▶ **Information given**:
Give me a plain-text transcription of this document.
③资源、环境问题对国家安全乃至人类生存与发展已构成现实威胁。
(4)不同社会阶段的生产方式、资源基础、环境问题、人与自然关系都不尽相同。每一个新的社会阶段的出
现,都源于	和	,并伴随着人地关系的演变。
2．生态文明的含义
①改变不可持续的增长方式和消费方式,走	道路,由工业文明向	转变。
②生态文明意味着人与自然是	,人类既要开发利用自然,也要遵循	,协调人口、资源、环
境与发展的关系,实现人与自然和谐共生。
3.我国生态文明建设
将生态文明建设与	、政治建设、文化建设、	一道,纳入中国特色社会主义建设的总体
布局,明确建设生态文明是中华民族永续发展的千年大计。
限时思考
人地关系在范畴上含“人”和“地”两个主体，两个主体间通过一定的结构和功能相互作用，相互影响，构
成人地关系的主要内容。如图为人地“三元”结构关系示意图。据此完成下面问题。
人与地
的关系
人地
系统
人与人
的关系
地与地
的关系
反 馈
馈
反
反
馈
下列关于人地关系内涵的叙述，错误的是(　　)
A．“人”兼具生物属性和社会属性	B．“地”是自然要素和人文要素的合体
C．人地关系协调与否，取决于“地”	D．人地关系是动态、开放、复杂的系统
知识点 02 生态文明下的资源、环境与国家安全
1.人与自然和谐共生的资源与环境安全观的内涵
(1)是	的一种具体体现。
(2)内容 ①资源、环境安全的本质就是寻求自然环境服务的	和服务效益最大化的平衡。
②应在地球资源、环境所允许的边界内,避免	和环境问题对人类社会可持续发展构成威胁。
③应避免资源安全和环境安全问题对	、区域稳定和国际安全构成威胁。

▶ **Given request**: Transcribe the material above in its entirety. Match it exactly.

▶ **Solution**:
Give me a plain-text transcription of this document.
③资源、环境问题对国家安全乃至人类生存与发展已构成现实威胁。
(4)不同社会阶段的生产方式、资源基础、环境问题、人与自然关系都不尽相同。每一个新的社会阶段的出
现,都源于	和	,并伴随着人地关系的演变。
2．生态文明的含义
①改变不可持续的增长方式和消费方式,走	道路,由工业文明向	转变。
②生态文明意味着人与自然是	,人类既要开发利用自然,也要遵循	,协调人口、资源、环
境与发展的关系,实现人与自然和谐共生。
3.我国生态文明建设
将生态文明建设与	、政治建设、文化建设、	一道,纳入中国特色社会主义建设的总体
布局,明确建设生态文明是中华民族永续发展的千年大计。
限时思考
人地关系在范畴上含“人”和“地”两个主体，两个主体间通过一定的结构和功能相互作用，相互影响，构
成人地关系的主要内容。如图为人地“三元”结构关系示意图。据此完成下面问题。
人与地
的关系
人地
系统
人与人
的关系
地与地
的关系
反 馈
馈
反
反
馈
下列关于人地关系内涵的叙述，错误的是(　　)
A．“人”兼具生物属性和社会属性	B．“地”是自然要素和人文要素的合体
C．人地关系协调与否，取决于“地”	D．人地关系是动态、开放、复杂的系统
知识点 02 生态文明下的资源、环境与国家安全
1.人与自然和谐共生的资源与环境安全观的内涵
(1)是	的一种具体体现。
(2)内容 ①资源、环境安全的本质就是寻求自然环境服务的	和服务效益最大化的平衡。
②应在地球资源、环境所允许的边界内,避免	和环境问题对人类社会可持续发展构成威胁。
③应避免资源安全和环境安全问题对	、区域稳定和国际安全构成威胁。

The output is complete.